_Dataset extract_
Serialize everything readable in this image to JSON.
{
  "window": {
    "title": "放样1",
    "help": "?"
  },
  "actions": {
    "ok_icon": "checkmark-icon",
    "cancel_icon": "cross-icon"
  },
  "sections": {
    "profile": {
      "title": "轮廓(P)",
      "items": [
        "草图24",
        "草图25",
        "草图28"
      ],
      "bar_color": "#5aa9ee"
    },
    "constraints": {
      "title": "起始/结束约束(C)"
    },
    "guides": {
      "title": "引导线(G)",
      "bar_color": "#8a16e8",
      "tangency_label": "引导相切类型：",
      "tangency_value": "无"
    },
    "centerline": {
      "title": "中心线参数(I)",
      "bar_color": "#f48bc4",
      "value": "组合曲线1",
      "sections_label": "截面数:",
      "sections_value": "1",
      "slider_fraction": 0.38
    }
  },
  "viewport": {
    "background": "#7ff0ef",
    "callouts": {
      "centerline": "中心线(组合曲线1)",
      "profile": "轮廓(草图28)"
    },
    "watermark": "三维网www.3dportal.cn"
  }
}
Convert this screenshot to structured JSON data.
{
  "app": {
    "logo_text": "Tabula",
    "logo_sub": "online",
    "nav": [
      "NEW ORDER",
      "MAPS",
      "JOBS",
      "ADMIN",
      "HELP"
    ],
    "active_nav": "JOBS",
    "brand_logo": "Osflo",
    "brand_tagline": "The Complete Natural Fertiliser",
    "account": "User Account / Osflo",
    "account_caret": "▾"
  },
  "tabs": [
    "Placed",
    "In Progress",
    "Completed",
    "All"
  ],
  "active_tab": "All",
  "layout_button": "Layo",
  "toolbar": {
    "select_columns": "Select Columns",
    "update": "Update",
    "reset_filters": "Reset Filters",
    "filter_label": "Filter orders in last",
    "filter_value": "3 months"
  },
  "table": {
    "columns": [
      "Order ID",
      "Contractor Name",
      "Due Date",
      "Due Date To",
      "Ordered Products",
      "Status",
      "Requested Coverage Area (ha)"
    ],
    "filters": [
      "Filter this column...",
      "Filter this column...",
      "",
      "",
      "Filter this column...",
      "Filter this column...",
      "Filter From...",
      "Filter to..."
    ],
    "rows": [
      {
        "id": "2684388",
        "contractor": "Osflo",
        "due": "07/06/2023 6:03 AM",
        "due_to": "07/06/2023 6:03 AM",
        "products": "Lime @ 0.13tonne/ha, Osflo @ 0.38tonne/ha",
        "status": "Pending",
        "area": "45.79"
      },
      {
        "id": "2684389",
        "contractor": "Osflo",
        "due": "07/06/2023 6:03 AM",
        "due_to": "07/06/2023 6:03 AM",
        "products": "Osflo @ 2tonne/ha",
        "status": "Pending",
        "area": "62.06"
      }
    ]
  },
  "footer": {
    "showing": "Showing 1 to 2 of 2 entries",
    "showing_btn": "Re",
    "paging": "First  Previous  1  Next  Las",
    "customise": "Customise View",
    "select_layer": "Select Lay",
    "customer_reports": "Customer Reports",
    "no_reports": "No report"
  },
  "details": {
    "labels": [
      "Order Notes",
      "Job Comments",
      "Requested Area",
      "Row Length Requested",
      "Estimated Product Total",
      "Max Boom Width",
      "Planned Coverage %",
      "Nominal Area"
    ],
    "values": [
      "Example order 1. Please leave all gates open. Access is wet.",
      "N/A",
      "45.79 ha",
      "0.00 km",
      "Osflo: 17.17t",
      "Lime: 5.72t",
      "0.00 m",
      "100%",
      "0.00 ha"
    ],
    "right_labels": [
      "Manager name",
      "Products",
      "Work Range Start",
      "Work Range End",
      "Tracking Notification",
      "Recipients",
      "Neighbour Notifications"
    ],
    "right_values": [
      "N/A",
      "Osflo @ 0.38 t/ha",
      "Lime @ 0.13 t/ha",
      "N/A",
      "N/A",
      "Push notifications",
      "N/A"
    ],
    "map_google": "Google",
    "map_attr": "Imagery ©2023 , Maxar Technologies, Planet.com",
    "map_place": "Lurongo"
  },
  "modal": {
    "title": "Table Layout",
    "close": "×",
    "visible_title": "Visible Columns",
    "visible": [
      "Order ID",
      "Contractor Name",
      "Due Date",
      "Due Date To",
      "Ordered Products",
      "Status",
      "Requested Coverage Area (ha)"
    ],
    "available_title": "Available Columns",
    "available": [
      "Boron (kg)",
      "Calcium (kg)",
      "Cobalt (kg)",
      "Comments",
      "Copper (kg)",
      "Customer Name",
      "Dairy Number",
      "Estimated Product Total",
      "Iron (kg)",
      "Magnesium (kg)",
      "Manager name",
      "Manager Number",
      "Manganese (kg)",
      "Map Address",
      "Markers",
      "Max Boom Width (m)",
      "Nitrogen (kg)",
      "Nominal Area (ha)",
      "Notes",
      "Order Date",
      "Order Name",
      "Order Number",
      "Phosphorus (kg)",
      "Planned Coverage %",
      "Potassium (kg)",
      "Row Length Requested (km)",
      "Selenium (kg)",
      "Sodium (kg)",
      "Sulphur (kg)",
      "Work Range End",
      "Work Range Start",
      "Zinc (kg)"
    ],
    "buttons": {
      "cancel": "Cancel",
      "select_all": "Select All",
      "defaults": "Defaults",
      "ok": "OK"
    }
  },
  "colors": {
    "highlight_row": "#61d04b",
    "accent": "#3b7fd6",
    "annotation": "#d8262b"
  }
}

_Task instructions_
Which lines include the word "icon"? Copy every one of them.

_Written response_
    "ok_icon": "checkmark-icon",
    "cancel_icon": "cross-icon"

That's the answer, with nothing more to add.